*REQUIRED WORK*
Gather the lines below that include the string "gear", copying each in full.

═════ SUPPLIED MATERIAL ═════

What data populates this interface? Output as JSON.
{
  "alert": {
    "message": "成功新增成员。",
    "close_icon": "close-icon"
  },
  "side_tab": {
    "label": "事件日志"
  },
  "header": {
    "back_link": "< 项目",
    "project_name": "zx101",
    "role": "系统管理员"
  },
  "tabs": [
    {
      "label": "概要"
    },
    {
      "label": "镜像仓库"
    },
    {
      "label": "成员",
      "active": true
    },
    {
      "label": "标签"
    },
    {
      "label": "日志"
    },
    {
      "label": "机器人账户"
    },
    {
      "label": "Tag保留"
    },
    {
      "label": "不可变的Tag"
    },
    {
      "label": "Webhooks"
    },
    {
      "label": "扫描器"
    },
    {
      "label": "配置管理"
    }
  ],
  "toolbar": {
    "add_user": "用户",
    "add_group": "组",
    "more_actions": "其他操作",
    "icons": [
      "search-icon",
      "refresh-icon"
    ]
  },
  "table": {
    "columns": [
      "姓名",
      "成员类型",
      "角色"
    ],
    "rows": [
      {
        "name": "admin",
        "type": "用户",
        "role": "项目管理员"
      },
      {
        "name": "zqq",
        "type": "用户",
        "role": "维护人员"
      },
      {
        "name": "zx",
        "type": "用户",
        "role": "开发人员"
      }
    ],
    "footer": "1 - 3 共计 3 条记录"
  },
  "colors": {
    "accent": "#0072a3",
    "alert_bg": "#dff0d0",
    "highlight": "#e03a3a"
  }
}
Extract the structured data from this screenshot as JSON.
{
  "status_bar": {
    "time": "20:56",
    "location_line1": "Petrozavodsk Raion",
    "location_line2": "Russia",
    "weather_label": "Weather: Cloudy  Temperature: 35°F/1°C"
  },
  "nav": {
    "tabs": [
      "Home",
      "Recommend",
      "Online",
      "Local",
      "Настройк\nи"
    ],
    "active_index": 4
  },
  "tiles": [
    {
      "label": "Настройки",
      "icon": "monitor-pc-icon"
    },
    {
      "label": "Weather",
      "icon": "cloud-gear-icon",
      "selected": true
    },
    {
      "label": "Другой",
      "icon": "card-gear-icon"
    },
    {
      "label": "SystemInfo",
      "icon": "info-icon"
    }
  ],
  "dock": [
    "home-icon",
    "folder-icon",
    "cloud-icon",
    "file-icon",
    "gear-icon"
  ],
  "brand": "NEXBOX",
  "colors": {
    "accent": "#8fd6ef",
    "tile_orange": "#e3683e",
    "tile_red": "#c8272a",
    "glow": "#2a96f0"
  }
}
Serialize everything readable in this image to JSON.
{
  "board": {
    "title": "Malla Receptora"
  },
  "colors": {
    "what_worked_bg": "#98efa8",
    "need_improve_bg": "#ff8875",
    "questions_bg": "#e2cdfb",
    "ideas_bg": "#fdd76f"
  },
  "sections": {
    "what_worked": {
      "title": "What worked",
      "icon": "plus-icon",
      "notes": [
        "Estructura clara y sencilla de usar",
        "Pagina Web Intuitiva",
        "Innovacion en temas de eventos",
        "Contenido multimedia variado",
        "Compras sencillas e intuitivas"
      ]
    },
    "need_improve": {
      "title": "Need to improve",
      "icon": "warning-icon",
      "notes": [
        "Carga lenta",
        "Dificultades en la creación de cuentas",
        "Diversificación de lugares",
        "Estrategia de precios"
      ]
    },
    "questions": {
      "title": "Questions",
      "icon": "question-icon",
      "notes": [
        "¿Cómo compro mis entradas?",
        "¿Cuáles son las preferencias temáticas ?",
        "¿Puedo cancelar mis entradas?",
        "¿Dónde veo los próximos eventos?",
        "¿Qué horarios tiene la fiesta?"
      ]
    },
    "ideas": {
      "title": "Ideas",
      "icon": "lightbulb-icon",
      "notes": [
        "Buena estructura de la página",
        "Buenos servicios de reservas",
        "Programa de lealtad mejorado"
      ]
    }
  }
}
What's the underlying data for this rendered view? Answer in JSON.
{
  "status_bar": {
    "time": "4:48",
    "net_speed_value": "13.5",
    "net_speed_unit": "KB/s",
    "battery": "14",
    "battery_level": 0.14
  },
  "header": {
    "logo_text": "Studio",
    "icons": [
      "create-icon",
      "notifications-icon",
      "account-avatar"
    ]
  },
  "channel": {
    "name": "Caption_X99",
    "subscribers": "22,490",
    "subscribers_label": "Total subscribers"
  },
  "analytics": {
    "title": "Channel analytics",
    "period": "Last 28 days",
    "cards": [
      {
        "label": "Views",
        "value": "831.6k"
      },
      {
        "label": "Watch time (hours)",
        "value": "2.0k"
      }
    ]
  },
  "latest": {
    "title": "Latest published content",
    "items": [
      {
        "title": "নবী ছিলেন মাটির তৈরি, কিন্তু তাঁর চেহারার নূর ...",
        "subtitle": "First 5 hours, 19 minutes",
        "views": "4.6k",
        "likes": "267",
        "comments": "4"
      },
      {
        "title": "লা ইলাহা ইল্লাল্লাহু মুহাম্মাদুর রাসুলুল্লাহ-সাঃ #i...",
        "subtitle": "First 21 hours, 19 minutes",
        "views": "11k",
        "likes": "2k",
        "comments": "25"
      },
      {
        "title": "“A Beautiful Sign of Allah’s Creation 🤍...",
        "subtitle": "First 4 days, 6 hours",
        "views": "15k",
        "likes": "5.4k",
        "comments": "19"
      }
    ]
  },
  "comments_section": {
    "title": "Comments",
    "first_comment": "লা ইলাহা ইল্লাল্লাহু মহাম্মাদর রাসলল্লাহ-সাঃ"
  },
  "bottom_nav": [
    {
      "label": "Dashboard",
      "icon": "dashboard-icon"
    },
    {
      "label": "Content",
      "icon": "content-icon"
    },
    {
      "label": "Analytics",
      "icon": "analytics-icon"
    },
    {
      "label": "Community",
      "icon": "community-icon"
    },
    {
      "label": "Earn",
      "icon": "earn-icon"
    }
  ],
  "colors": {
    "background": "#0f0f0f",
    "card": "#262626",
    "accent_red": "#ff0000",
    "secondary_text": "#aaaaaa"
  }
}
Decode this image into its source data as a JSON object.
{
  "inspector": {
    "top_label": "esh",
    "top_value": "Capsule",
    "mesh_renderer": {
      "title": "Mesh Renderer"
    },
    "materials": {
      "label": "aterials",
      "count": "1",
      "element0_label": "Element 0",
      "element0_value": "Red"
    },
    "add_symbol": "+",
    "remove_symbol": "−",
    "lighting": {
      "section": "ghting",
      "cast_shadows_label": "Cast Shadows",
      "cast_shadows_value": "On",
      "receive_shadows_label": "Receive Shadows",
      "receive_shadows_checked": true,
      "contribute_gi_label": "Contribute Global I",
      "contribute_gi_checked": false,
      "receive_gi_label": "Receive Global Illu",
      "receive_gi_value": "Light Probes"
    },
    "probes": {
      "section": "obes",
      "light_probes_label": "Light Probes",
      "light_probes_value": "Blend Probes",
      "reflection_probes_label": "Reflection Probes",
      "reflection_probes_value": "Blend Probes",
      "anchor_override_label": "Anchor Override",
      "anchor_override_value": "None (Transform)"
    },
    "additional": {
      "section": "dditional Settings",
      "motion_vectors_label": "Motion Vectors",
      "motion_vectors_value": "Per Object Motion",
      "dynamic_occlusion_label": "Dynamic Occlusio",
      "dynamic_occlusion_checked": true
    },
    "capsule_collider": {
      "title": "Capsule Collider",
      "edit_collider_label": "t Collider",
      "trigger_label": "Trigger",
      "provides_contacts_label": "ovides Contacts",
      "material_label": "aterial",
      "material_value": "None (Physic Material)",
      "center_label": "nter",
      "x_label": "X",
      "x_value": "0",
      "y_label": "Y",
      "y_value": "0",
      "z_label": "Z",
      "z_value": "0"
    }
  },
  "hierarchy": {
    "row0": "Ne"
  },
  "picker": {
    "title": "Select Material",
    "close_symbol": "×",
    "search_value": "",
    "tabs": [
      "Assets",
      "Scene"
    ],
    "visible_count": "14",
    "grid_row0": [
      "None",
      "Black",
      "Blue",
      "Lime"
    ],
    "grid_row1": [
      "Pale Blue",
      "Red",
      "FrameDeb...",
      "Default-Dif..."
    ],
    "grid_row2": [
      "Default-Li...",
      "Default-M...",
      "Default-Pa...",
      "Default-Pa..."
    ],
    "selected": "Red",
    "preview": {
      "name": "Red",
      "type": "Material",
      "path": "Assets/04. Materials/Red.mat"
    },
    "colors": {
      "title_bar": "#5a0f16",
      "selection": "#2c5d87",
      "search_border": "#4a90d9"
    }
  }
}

═════

*ANSWER TO THIS PROBLEM*
      "icon": "cloud-gear-icon",
      "icon": "card-gear-icon"
    "gear-icon"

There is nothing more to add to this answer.